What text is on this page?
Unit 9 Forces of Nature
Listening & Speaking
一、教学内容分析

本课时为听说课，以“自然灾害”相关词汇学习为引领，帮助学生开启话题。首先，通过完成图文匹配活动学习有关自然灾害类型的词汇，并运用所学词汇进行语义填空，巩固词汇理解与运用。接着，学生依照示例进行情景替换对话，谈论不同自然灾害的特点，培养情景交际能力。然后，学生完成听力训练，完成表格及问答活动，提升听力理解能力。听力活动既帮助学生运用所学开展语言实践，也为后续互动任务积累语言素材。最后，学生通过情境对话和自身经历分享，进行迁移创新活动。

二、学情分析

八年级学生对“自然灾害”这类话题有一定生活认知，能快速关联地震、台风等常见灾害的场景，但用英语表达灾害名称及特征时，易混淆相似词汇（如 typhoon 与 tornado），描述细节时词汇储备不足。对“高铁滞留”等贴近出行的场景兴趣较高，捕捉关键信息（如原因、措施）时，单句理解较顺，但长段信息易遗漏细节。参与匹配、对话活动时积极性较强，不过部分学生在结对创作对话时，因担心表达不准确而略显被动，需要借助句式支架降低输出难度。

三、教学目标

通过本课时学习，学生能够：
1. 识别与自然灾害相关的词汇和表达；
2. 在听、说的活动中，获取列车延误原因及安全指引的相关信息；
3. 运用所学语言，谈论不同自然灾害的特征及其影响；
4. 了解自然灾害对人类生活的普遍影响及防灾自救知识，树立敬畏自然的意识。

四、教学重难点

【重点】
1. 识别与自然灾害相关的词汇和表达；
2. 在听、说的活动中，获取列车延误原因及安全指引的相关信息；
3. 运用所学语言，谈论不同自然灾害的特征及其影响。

▸ Exercise description:
Every record shown above must be echoed exactly.

▸ Correct answer:
What text is on this page?
Unit 9 Forces of Nature
Listening & Speaking
一、教学内容分析

本课时为听说课，以“自然灾害”相关词汇学习为引领，帮助学生开启话题。首先，通过完成图文匹配活动学习有关自然灾害类型的词汇，并运用所学词汇进行语义填空，巩固词汇理解与运用。接着，学生依照示例进行情景替换对话，谈论不同自然灾害的特点，培养情景交际能力。然后，学生完成听力训练，完成表格及问答活动，提升听力理解能力。听力活动既帮助学生运用所学开展语言实践，也为后续互动任务积累语言素材。最后，学生通过情境对话和自身经历分享，进行迁移创新活动。

二、学情分析

八年级学生对“自然灾害”这类话题有一定生活认知，能快速关联地震、台风等常见灾害的场景，但用英语表达灾害名称及特征时，易混淆相似词汇（如 typhoon 与 tornado），描述细节时词汇储备不足。对“高铁滞留”等贴近出行的场景兴趣较高，捕捉关键信息（如原因、措施）时，单句理解较顺，但长段信息易遗漏细节。参与匹配、对话活动时积极性较强，不过部分学生在结对创作对话时，因担心表达不准确而略显被动，需要借助句式支架降低输出难度。

三、教学目标

通过本课时学习，学生能够：
1. 识别与自然灾害相关的词汇和表达；
2. 在听、说的活动中，获取列车延误原因及安全指引的相关信息；
3. 运用所学语言，谈论不同自然灾害的特征及其影响；
4. 了解自然灾害对人类生活的普遍影响及防灾自救知识，树立敬畏自然的意识。

四、教学重难点

【重点】
1. 识别与自然灾害相关的词汇和表达；
2. 在听、说的活动中，获取列车延误原因及安全指引的相关信息；
3. 运用所学语言，谈论不同自然灾害的特征及其影响。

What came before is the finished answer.